Count every line that holds the string "Óleo", and report the number alone.
* Start Dataset content *
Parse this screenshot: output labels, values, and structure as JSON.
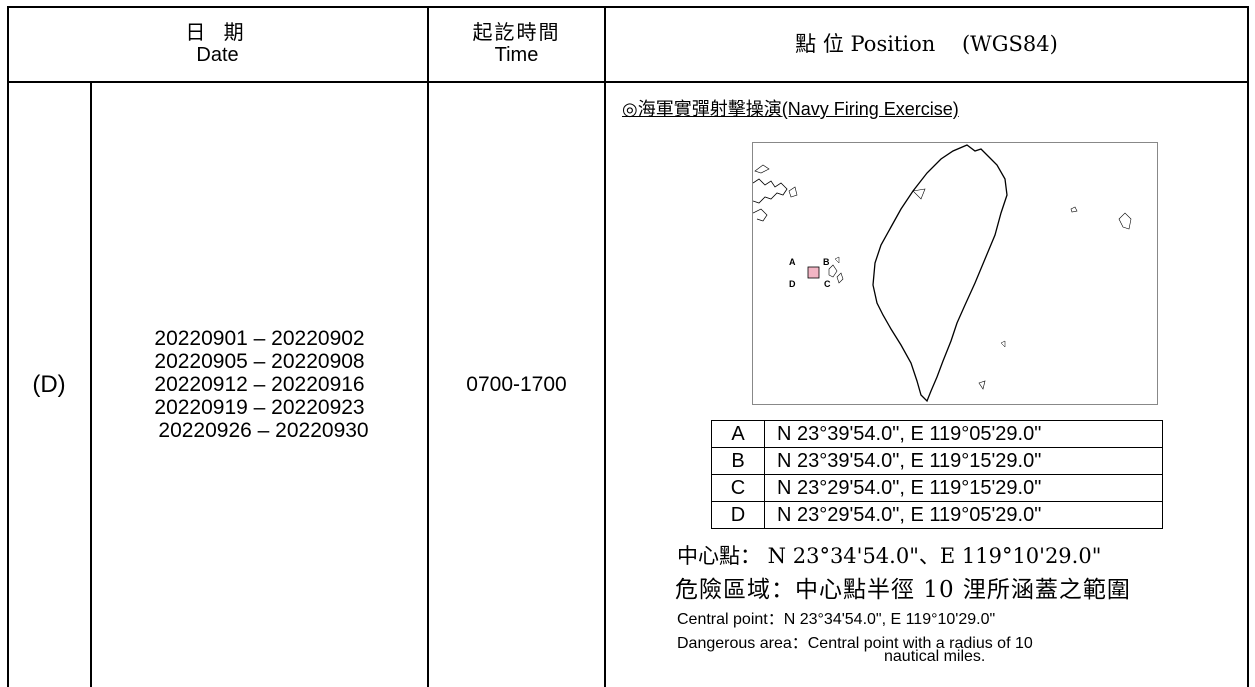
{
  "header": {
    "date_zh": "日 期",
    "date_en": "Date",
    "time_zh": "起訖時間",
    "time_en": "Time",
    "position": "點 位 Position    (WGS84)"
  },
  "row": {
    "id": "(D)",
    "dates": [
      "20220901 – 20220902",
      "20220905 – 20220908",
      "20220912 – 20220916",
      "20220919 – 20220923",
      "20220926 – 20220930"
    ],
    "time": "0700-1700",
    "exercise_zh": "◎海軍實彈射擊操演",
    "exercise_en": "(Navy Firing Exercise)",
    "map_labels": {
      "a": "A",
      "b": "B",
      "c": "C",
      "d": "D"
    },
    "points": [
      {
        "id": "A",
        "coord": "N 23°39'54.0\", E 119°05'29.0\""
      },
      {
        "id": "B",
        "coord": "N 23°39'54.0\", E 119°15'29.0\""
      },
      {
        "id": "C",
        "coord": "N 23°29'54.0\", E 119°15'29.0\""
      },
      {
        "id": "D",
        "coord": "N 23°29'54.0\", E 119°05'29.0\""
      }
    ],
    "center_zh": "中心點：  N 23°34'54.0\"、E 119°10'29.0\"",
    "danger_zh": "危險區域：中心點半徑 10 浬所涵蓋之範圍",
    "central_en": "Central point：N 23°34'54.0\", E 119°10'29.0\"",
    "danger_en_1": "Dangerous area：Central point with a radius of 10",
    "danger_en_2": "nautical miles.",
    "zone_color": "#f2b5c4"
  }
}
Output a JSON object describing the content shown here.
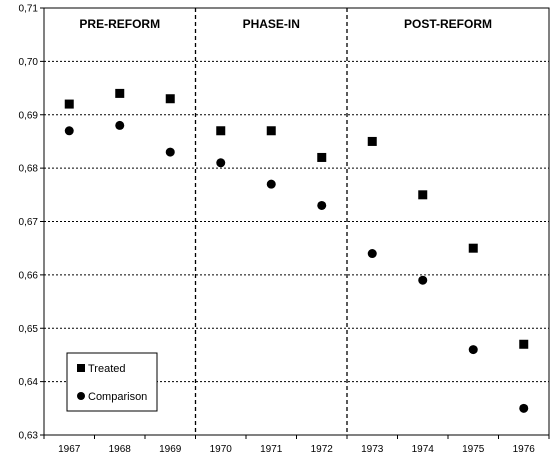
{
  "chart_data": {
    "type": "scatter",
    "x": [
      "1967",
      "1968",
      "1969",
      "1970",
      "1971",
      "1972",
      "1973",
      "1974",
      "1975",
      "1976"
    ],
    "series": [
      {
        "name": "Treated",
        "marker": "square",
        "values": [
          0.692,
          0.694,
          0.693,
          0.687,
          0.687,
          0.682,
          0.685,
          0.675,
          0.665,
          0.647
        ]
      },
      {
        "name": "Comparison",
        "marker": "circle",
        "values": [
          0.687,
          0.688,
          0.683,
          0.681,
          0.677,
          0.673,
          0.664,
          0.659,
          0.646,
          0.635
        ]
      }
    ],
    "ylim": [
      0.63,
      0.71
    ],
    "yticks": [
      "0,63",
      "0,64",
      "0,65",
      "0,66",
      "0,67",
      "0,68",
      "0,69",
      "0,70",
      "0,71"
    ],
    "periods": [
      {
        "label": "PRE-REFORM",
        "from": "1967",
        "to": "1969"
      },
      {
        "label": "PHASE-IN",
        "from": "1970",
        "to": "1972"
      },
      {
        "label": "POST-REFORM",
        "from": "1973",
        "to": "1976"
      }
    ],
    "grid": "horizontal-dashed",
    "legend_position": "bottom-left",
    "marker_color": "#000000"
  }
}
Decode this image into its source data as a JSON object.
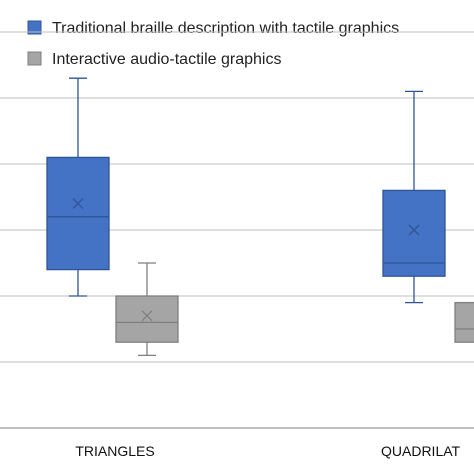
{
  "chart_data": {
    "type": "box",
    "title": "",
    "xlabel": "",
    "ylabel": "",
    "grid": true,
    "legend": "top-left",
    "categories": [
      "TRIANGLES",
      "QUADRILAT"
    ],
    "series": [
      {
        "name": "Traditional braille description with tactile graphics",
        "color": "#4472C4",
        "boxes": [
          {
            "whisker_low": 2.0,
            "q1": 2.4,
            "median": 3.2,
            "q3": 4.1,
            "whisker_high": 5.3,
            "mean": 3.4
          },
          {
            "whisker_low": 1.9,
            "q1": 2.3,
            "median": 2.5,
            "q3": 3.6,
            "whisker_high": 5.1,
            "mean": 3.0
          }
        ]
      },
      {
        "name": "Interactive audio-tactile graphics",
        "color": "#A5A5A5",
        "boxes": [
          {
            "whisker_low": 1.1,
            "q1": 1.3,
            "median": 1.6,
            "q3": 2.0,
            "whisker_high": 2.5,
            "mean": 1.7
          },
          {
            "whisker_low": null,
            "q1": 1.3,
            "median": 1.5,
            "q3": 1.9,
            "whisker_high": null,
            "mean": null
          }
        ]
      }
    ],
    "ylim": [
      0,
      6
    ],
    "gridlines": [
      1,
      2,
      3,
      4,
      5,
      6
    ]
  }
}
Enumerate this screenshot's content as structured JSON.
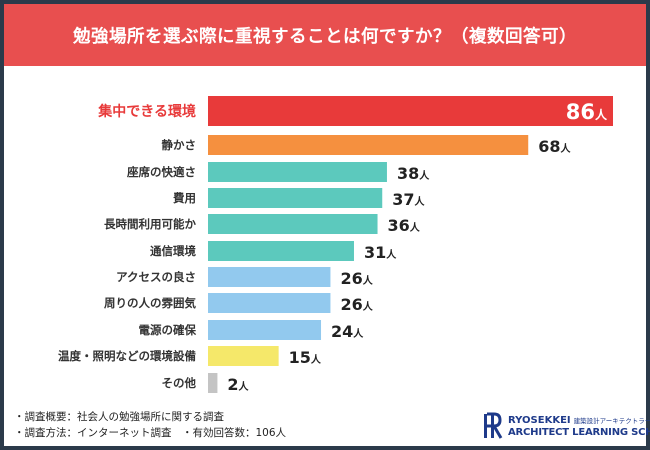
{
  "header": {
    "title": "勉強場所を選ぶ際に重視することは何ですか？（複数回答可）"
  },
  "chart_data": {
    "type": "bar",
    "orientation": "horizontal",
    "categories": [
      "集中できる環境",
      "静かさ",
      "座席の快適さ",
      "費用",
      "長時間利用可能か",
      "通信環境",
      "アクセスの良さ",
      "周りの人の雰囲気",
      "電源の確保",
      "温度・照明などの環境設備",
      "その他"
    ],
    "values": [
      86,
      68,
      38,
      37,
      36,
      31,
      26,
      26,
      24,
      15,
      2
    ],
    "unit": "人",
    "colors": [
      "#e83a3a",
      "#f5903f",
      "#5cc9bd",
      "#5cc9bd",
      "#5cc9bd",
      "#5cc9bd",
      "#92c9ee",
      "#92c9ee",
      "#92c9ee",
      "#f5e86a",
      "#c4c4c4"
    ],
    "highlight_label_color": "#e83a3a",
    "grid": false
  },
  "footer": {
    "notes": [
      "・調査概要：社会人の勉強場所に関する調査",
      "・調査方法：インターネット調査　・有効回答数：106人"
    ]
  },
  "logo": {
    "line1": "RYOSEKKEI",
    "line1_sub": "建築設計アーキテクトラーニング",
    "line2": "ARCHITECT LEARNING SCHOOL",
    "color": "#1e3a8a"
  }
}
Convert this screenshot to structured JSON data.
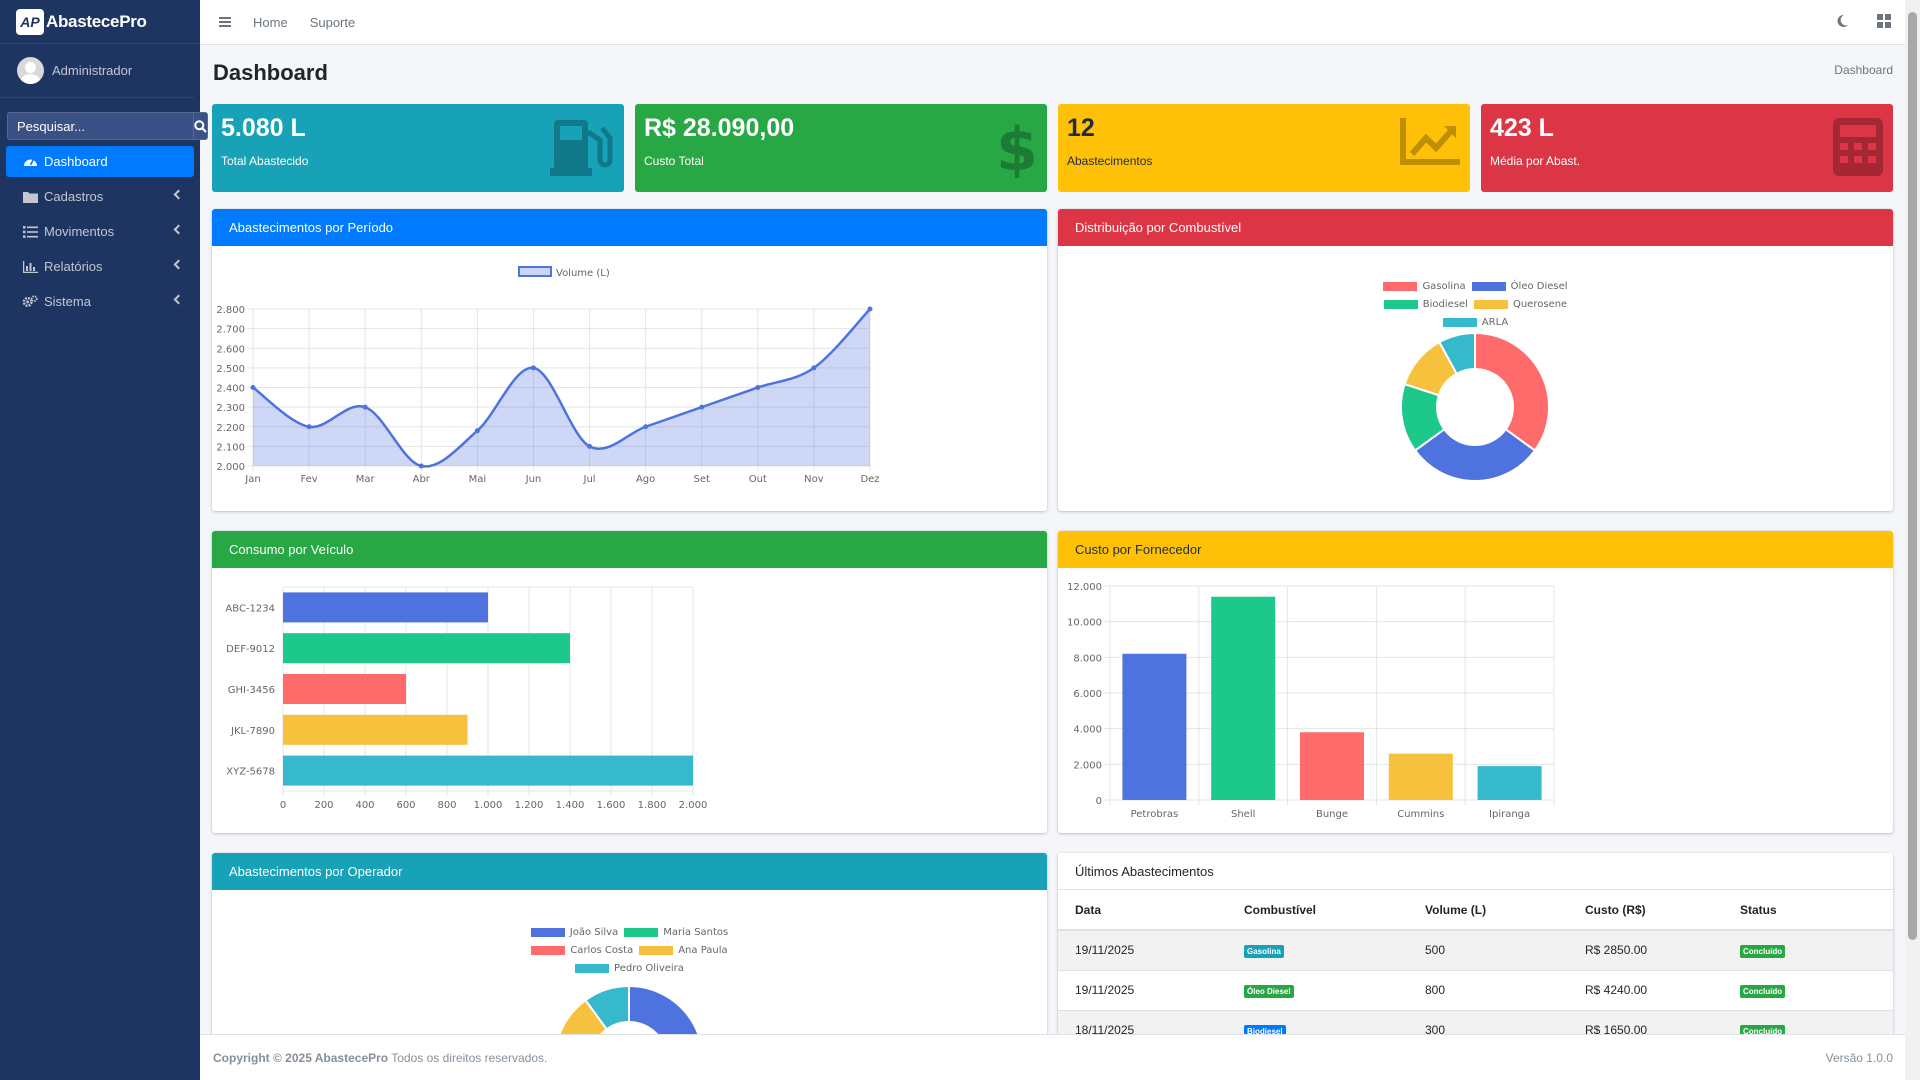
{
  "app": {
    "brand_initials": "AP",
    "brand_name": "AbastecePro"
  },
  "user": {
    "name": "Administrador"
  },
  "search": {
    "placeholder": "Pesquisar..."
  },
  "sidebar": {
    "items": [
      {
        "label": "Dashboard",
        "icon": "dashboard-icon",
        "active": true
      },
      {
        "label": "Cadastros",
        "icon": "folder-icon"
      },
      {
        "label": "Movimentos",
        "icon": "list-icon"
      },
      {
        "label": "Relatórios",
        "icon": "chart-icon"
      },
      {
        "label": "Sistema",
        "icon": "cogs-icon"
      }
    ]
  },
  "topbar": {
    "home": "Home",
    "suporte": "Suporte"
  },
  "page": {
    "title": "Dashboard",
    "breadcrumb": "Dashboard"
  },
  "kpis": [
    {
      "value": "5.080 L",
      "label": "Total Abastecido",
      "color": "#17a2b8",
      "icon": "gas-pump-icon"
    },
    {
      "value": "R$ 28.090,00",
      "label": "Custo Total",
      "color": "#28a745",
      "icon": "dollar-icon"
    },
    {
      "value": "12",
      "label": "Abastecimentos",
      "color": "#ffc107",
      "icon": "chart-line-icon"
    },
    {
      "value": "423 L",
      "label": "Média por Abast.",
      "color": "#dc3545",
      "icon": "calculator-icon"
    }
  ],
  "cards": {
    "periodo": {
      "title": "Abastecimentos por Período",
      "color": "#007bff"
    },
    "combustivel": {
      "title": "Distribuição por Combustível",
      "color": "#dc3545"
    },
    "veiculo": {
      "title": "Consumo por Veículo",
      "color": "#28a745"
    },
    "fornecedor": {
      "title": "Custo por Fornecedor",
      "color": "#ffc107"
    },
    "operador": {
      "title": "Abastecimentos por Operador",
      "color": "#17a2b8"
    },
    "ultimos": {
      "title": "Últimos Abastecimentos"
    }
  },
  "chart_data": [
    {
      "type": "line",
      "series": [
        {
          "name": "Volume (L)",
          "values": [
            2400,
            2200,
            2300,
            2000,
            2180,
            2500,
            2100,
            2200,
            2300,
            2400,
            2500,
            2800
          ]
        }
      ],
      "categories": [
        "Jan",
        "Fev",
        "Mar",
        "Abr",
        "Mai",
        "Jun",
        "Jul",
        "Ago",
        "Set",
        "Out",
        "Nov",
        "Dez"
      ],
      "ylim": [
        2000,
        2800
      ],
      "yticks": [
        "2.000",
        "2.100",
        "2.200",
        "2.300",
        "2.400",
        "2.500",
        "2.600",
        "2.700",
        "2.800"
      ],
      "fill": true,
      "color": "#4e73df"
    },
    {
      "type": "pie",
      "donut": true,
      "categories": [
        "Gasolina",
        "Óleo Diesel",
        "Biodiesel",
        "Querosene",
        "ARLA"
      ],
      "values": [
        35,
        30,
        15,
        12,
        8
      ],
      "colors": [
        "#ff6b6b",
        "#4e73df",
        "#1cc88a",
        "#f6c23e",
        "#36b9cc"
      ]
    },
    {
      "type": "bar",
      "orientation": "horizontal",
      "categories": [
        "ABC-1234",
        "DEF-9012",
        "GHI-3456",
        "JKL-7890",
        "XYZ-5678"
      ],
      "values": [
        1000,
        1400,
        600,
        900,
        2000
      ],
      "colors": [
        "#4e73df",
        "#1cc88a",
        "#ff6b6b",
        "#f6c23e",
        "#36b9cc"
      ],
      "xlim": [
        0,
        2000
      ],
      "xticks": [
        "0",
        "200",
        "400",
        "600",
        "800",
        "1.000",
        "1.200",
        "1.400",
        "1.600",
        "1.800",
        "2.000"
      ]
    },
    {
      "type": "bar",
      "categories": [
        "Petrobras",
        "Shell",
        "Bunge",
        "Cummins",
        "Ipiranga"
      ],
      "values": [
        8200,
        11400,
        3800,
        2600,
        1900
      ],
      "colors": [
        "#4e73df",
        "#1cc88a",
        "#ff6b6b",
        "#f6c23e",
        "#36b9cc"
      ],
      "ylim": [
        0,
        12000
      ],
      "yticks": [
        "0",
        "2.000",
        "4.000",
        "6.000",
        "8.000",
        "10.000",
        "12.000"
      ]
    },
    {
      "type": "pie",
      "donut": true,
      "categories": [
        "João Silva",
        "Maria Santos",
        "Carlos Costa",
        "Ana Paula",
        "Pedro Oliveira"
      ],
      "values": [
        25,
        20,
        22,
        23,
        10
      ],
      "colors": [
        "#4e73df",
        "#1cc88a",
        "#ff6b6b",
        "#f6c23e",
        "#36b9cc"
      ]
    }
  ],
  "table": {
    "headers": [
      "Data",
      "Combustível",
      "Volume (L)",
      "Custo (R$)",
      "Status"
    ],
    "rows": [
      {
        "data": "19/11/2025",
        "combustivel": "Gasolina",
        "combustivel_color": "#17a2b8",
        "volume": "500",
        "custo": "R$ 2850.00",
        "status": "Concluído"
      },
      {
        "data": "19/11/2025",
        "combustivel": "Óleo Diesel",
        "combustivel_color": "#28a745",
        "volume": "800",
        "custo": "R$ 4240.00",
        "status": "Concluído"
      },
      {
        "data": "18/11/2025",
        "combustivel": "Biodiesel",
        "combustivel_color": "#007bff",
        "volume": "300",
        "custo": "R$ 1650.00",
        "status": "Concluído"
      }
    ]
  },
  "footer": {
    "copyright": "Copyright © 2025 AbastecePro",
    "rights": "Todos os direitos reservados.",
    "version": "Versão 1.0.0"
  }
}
* End Dataset content *
Result of this exercise: 2